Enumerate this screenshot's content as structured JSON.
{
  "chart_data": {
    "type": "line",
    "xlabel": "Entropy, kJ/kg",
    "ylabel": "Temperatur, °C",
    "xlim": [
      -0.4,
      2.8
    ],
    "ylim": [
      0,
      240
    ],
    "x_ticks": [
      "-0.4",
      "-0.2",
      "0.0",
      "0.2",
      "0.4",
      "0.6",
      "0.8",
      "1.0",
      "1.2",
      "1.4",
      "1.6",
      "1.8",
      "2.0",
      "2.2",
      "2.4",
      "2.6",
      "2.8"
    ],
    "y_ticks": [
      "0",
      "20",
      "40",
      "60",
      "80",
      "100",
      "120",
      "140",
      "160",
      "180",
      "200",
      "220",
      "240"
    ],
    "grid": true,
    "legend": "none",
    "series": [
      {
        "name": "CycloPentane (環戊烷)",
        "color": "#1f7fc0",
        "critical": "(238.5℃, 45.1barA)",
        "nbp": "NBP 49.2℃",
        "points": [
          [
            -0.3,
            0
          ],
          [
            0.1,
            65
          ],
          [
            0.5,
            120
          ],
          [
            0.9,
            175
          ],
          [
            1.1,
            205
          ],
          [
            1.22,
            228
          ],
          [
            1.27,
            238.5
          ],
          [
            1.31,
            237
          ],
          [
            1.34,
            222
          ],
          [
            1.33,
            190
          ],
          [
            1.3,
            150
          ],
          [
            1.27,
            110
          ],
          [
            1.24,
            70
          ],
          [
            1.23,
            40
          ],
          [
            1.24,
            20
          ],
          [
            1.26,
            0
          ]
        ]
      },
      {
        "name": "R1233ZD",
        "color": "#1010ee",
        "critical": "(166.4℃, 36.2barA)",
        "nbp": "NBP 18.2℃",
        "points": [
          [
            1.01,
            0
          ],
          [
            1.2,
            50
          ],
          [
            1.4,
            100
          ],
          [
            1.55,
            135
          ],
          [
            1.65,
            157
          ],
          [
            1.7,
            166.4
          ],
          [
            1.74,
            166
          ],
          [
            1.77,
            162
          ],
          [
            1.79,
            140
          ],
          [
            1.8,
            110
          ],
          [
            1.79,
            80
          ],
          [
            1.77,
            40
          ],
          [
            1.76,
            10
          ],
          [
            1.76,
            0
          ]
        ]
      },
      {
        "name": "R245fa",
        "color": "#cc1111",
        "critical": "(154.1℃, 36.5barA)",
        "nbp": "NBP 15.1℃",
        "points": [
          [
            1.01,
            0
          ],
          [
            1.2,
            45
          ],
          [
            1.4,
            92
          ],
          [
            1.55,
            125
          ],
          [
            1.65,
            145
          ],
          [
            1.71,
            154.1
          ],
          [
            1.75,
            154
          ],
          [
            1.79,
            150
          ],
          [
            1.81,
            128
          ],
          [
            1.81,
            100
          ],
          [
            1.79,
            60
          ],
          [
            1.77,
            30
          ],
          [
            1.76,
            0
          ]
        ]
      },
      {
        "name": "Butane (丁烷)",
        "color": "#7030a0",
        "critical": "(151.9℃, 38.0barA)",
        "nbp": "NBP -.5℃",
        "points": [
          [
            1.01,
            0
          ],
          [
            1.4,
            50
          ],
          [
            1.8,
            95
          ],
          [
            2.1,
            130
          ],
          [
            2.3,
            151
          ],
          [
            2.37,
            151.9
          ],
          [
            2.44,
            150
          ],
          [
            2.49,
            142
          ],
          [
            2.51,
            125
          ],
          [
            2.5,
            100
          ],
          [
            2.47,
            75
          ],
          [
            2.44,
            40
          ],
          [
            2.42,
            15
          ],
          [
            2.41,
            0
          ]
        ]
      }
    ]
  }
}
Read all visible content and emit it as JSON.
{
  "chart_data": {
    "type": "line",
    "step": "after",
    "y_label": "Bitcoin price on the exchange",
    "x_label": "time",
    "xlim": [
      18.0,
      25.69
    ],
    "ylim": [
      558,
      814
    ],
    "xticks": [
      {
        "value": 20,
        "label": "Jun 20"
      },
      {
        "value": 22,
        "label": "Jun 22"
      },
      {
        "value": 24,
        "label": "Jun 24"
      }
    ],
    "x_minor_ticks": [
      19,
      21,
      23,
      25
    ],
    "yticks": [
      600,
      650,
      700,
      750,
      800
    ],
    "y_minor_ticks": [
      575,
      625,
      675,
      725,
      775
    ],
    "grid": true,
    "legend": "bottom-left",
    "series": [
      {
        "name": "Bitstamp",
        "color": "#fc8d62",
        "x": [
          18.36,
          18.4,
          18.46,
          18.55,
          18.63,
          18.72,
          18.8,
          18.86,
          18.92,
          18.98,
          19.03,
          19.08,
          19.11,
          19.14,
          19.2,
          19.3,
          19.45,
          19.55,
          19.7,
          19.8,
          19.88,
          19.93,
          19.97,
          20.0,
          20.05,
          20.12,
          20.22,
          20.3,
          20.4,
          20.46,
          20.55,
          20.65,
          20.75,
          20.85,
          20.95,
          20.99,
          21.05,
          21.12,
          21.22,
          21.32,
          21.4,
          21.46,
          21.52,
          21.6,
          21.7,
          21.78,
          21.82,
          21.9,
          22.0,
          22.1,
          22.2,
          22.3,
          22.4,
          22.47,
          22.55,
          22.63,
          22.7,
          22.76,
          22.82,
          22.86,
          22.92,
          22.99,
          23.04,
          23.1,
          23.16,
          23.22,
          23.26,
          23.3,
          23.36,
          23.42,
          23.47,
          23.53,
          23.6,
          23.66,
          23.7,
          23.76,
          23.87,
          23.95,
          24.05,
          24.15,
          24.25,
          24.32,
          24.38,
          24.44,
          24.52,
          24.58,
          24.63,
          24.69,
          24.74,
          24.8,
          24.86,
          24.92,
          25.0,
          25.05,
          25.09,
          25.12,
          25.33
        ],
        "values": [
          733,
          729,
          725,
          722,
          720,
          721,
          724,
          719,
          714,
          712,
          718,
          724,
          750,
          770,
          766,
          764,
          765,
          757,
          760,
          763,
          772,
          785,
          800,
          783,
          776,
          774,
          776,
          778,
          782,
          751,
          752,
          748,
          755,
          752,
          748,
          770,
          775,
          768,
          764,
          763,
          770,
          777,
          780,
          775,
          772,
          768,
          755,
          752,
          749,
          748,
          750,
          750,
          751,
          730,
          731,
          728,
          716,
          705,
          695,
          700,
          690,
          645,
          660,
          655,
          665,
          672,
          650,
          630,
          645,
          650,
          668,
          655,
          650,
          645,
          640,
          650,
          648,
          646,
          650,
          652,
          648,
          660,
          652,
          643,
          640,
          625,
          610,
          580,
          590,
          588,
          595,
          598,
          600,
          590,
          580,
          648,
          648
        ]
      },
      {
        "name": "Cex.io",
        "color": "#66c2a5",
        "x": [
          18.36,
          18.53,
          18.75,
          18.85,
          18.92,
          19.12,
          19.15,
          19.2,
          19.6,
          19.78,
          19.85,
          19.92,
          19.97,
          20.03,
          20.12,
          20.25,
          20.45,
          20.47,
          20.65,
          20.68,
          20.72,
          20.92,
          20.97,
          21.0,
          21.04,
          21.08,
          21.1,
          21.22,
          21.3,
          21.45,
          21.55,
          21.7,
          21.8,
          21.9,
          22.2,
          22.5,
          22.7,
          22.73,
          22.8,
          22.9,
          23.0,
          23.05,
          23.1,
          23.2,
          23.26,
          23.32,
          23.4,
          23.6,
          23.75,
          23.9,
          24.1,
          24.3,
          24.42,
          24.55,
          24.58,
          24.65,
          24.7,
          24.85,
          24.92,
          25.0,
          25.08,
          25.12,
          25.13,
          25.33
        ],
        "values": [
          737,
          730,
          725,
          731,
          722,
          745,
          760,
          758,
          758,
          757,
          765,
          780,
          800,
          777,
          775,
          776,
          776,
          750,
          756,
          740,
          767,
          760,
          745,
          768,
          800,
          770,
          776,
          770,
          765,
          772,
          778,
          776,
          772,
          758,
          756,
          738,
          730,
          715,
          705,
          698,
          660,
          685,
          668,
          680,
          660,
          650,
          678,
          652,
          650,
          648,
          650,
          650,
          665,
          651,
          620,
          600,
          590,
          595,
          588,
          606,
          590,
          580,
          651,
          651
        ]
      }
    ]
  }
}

────────────────────────────────────────

YOUR OBJECTIVE:
Copy out every line of the data that includes "content".

WRITTEN ANSWER:
Enumerate this screenshot's content as structured JSON.
Read all visible content and emit it as JSON.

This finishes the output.